Task prompt:
Output the data below in full, byte for byte. Nothing may differ.
## Begin Entries shown
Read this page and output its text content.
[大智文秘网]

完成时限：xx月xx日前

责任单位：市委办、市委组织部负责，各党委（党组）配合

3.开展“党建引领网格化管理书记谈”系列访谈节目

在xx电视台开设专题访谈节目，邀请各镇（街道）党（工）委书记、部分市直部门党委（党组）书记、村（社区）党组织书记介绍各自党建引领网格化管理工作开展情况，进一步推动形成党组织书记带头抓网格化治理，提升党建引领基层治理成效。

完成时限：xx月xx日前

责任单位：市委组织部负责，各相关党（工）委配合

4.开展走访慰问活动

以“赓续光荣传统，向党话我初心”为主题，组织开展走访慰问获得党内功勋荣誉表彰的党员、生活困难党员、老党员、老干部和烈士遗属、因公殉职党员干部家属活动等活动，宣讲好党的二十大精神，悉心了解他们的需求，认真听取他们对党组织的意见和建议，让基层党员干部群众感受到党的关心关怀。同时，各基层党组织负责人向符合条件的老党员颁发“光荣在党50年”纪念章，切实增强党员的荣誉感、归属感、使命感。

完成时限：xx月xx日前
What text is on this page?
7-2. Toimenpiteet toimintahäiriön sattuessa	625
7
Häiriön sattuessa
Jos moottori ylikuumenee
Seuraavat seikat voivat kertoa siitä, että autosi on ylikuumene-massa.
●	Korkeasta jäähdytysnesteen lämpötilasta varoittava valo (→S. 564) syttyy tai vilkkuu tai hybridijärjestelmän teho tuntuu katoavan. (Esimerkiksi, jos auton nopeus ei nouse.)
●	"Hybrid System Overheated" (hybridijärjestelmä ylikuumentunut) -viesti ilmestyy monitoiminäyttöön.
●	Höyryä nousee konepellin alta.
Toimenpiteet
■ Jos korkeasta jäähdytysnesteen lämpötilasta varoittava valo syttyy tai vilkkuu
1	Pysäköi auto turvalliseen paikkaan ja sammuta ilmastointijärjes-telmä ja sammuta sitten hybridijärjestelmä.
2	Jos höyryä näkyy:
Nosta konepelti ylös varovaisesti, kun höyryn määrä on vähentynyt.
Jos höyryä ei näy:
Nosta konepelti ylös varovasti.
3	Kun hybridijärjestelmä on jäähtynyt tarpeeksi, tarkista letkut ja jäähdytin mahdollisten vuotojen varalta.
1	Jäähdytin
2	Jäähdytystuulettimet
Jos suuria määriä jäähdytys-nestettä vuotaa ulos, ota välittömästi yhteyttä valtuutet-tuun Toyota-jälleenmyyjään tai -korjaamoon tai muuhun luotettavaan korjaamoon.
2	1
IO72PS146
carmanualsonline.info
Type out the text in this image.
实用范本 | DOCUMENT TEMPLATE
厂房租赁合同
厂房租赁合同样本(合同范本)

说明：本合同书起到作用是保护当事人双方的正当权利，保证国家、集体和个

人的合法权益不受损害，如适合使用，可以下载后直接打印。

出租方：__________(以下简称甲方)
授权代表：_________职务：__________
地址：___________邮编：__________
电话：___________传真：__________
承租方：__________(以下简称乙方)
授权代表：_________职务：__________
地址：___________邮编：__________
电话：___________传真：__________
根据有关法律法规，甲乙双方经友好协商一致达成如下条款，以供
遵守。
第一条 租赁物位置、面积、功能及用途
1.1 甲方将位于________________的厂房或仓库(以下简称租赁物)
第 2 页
## End Entries shown
Complete output:
Read this page and output its text content.
[大智文秘网]

完成时限：xx月xx日前

责任单位：市委办、市委组织部负责，各党委（党组）配合

3.开展“党建引领网格化管理书记谈”系列访谈节目

在xx电视台开设专题访谈节目，邀请各镇（街道）党（工）委书记、部分市直部门党委（党组）书记、村（社区）党组织书记介绍各自党建引领网格化管理工作开展情况，进一步推动形成党组织书记带头抓网格化治理，提升党建引领基层治理成效。

完成时限：xx月xx日前

责任单位：市委组织部负责，各相关党（工）委配合

4.开展走访慰问活动

以“赓续光荣传统，向党话我初心”为主题，组织开展走访慰问获得党内功勋荣誉表彰的党员、生活困难党员、老党员、老干部和烈士遗属、因公殉职党员干部家属活动等活动，宣讲好党的二十大精神，悉心了解他们的需求，认真听取他们对党组织的意见和建议，让基层党员干部群众感受到党的关心关怀。同时，各基层党组织负责人向符合条件的老党员颁发“光荣在党50年”纪念章，切实增强党员的荣誉感、归属感、使命感。

完成时限：xx月xx日前
What text is on this page?
7-2. Toimenpiteet toimintahäiriön sattuessa	625
7
Häiriön sattuessa
Jos moottori ylikuumenee
Seuraavat seikat voivat kertoa siitä, että autosi on ylikuumene-massa.
●	Korkeasta jäähdytysnesteen lämpötilasta varoittava valo (→S. 564) syttyy tai vilkkuu tai hybridijärjestelmän teho tuntuu katoavan. (Esimerkiksi, jos auton nopeus ei nouse.)
●	"Hybrid System Overheated" (hybridijärjestelmä ylikuumentunut) -viesti ilmestyy monitoiminäyttöön.
●	Höyryä nousee konepellin alta.
Toimenpiteet
■ Jos korkeasta jäähdytysnesteen lämpötilasta varoittava valo syttyy tai vilkkuu
1	Pysäköi auto turvalliseen paikkaan ja sammuta ilmastointijärjes-telmä ja sammuta sitten hybridijärjestelmä.
2	Jos höyryä näkyy:
Nosta konepelti ylös varovaisesti, kun höyryn määrä on vähentynyt.
Jos höyryä ei näy:
Nosta konepelti ylös varovasti.
3	Kun hybridijärjestelmä on jäähtynyt tarpeeksi, tarkista letkut ja jäähdytin mahdollisten vuotojen varalta.
1	Jäähdytin
2	Jäähdytystuulettimet
Jos suuria määriä jäähdytys-nestettä vuotaa ulos, ota välittömästi yhteyttä valtuutet-tuun Toyota-jälleenmyyjään tai -korjaamoon tai muuhun luotettavaan korjaamoon.
2	1
IO72PS146
carmanualsonline.info
Type out the text in this image.
实用范本 | DOCUMENT TEMPLATE
厂房租赁合同
厂房租赁合同样本(合同范本)

说明：本合同书起到作用是保护当事人双方的正当权利，保证国家、集体和个

人的合法权益不受损害，如适合使用，可以下载后直接打印。

出租方：__________(以下简称甲方)
授权代表：_________职务：__________
地址：___________邮编：__________
电话：___________传真：__________
承租方：__________(以下简称乙方)
授权代表：_________职务：__________
地址：___________邮编：__________
电话：___________传真：__________
根据有关法律法规，甲乙双方经友好协商一致达成如下条款，以供
遵守。
第一条 租赁物位置、面积、功能及用途
1.1 甲方将位于________________的厂房或仓库(以下简称租赁物)
第 2 页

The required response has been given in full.